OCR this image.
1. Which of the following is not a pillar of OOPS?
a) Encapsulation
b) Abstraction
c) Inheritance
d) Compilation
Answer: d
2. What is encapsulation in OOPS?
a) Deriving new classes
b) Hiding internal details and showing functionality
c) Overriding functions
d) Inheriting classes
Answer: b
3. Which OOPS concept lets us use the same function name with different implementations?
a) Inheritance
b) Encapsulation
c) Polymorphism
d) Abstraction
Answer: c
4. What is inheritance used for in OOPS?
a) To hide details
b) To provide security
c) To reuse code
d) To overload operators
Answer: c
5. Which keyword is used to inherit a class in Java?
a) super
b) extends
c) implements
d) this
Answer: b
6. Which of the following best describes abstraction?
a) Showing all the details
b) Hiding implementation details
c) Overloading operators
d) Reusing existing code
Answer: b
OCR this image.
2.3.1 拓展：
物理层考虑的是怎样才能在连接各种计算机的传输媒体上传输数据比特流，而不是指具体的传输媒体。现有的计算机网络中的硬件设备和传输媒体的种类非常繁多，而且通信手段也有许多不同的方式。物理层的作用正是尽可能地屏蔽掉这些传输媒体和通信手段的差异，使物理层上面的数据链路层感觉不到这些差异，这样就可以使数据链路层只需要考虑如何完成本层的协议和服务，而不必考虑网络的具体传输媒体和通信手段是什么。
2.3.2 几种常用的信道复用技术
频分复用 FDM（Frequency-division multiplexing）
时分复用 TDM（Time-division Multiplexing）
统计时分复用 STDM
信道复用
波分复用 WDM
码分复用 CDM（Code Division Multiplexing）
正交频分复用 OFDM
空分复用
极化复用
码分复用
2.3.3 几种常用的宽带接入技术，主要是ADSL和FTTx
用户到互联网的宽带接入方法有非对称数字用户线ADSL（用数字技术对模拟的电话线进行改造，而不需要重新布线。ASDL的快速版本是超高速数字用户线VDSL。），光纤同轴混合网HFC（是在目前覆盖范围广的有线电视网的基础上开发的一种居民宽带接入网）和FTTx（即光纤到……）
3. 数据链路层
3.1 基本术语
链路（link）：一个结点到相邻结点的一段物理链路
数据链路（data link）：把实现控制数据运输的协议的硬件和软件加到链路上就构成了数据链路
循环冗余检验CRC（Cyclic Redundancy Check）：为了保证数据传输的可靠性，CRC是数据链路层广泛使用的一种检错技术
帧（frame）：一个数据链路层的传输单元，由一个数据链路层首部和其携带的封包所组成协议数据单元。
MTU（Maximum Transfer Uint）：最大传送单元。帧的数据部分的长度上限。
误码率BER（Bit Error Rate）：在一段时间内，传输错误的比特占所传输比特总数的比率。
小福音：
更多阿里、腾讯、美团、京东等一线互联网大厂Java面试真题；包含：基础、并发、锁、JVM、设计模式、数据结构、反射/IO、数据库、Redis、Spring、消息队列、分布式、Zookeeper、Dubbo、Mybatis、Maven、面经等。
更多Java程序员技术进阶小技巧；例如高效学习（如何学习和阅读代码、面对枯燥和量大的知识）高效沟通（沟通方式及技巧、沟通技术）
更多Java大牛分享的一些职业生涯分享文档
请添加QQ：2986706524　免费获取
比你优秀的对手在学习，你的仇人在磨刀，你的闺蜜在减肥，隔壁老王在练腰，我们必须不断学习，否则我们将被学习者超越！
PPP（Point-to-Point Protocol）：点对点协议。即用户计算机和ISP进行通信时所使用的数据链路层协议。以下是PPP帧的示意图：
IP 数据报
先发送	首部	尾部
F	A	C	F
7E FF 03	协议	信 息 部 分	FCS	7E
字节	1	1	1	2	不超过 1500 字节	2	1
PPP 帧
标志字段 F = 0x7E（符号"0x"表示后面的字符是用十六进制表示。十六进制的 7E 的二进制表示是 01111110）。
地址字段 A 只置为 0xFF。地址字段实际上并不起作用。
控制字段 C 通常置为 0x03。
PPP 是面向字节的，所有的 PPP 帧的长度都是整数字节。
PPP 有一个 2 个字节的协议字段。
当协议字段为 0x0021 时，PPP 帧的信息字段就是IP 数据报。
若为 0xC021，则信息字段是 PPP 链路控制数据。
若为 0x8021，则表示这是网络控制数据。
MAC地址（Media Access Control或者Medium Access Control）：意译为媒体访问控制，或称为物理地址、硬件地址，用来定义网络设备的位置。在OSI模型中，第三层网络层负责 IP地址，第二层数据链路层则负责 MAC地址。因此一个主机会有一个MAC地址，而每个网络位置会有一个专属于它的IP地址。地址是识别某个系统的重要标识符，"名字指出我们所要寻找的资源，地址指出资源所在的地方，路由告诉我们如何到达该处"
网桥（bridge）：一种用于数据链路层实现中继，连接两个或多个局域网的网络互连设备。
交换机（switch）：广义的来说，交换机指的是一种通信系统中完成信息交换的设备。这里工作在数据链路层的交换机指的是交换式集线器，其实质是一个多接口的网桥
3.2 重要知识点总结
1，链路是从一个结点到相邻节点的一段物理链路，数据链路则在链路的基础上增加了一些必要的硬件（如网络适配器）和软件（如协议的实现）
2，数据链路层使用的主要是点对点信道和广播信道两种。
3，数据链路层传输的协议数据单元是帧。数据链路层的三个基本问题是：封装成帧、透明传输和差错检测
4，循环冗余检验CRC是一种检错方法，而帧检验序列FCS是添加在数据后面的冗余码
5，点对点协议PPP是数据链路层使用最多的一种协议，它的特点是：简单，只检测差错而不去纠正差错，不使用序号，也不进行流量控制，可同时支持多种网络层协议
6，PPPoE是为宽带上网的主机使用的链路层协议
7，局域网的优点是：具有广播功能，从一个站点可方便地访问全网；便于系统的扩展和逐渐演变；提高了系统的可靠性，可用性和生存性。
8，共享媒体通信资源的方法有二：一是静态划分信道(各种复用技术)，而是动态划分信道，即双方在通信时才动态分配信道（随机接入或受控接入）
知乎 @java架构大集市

**DIRECTIVE**
Every entry should be printed again exactly as it stands.

**EXERCISE RESULT**
OCR this image.
1. Which of the following is not a pillar of OOPS?
a) Encapsulation
b) Abstraction
c) Inheritance
d) Compilation
Answer: d
2. What is encapsulation in OOPS?
a) Deriving new classes
b) Hiding internal details and showing functionality
c) Overriding functions
d) Inheriting classes
Answer: b
3. Which OOPS concept lets us use the same function name with different implementations?
a) Inheritance
b) Encapsulation
c) Polymorphism
d) Abstraction
Answer: c
4. What is inheritance used for in OOPS?
a) To hide details
b) To provide security
c) To reuse code
d) To overload operators
Answer: c
5. Which keyword is used to inherit a class in Java?
a) super
b) extends
c) implements
d) this
Answer: b
6. Which of the following best describes abstraction?
a) Showing all the details
b) Hiding implementation details
c) Overloading operators
d) Reusing existing code
Answer: b
OCR this image.
2.3.1 拓展：
物理层考虑的是怎样才能在连接各种计算机的传输媒体上传输数据比特流，而不是指具体的传输媒体。现有的计算机网络中的硬件设备和传输媒体的种类非常繁多，而且通信手段也有许多不同的方式。物理层的作用正是尽可能地屏蔽掉这些传输媒体和通信手段的差异，使物理层上面的数据链路层感觉不到这些差异，这样就可以使数据链路层只需要考虑如何完成本层的协议和服务，而不必考虑网络的具体传输媒体和通信手段是什么。
2.3.2 几种常用的信道复用技术
频分复用 FDM（Frequency-division multiplexing）
时分复用 TDM（Time-division Multiplexing）
统计时分复用 STDM
信道复用
波分复用 WDM
码分复用 CDM（Code Division Multiplexing）
正交频分复用 OFDM
空分复用
极化复用
码分复用
2.3.3 几种常用的宽带接入技术，主要是ADSL和FTTx
用户到互联网的宽带接入方法有非对称数字用户线ADSL（用数字技术对模拟的电话线进行改造，而不需要重新布线。ASDL的快速版本是超高速数字用户线VDSL。），光纤同轴混合网HFC（是在目前覆盖范围广的有线电视网的基础上开发的一种居民宽带接入网）和FTTx（即光纤到……）
3. 数据链路层
3.1 基本术语
链路（link）：一个结点到相邻结点的一段物理链路
数据链路（data link）：把实现控制数据运输的协议的硬件和软件加到链路上就构成了数据链路
循环冗余检验CRC（Cyclic Redundancy Check）：为了保证数据传输的可靠性，CRC是数据链路层广泛使用的一种检错技术
帧（frame）：一个数据链路层的传输单元，由一个数据链路层首部和其携带的封包所组成协议数据单元。
MTU（Maximum Transfer Uint）：最大传送单元。帧的数据部分的长度上限。
误码率BER（Bit Error Rate）：在一段时间内，传输错误的比特占所传输比特总数的比率。
小福音：
更多阿里、腾讯、美团、京东等一线互联网大厂Java面试真题；包含：基础、并发、锁、JVM、设计模式、数据结构、反射/IO、数据库、Redis、Spring、消息队列、分布式、Zookeeper、Dubbo、Mybatis、Maven、面经等。
更多Java程序员技术进阶小技巧；例如高效学习（如何学习和阅读代码、面对枯燥和量大的知识）高效沟通（沟通方式及技巧、沟通技术）
更多Java大牛分享的一些职业生涯分享文档
请添加QQ：2986706524　免费获取
比你优秀的对手在学习，你的仇人在磨刀，你的闺蜜在减肥，隔壁老王在练腰，我们必须不断学习，否则我们将被学习者超越！
PPP（Point-to-Point Protocol）：点对点协议。即用户计算机和ISP进行通信时所使用的数据链路层协议。以下是PPP帧的示意图：
IP 数据报
先发送	首部	尾部
F	A	C	F
7E FF 03	协议	信 息 部 分	FCS	7E
字节	1	1	1	2	不超过 1500 字节	2	1
PPP 帧
标志字段 F = 0x7E（符号"0x"表示后面的字符是用十六进制表示。十六进制的 7E 的二进制表示是 01111110）。
地址字段 A 只置为 0xFF。地址字段实际上并不起作用。
控制字段 C 通常置为 0x03。
PPP 是面向字节的，所有的 PPP 帧的长度都是整数字节。
PPP 有一个 2 个字节的协议字段。
当协议字段为 0x0021 时，PPP 帧的信息字段就是IP 数据报。
若为 0xC021，则信息字段是 PPP 链路控制数据。
若为 0x8021，则表示这是网络控制数据。
MAC地址（Media Access Control或者Medium Access Control）：意译为媒体访问控制，或称为物理地址、硬件地址，用来定义网络设备的位置。在OSI模型中，第三层网络层负责 IP地址，第二层数据链路层则负责 MAC地址。因此一个主机会有一个MAC地址，而每个网络位置会有一个专属于它的IP地址。地址是识别某个系统的重要标识符，"名字指出我们所要寻找的资源，地址指出资源所在的地方，路由告诉我们如何到达该处"
网桥（bridge）：一种用于数据链路层实现中继，连接两个或多个局域网的网络互连设备。
交换机（switch）：广义的来说，交换机指的是一种通信系统中完成信息交换的设备。这里工作在数据链路层的交换机指的是交换式集线器，其实质是一个多接口的网桥
3.2 重要知识点总结
1，链路是从一个结点到相邻节点的一段物理链路，数据链路则在链路的基础上增加了一些必要的硬件（如网络适配器）和软件（如协议的实现）
2，数据链路层使用的主要是点对点信道和广播信道两种。
3，数据链路层传输的协议数据单元是帧。数据链路层的三个基本问题是：封装成帧、透明传输和差错检测
4，循环冗余检验CRC是一种检错方法，而帧检验序列FCS是添加在数据后面的冗余码
5，点对点协议PPP是数据链路层使用最多的一种协议，它的特点是：简单，只检测差错而不去纠正差错，不使用序号，也不进行流量控制，可同时支持多种网络层协议
6，PPPoE是为宽带上网的主机使用的链路层协议
7，局域网的优点是：具有广播功能，从一个站点可方便地访问全网；便于系统的扩展和逐渐演变；提高了系统的可靠性，可用性和生存性。
8，共享媒体通信资源的方法有二：一是静态划分信道(各种复用技术)，而是动态划分信道，即双方在通信时才动态分配信道（随机接入或受控接入）
知乎 @java架构大集市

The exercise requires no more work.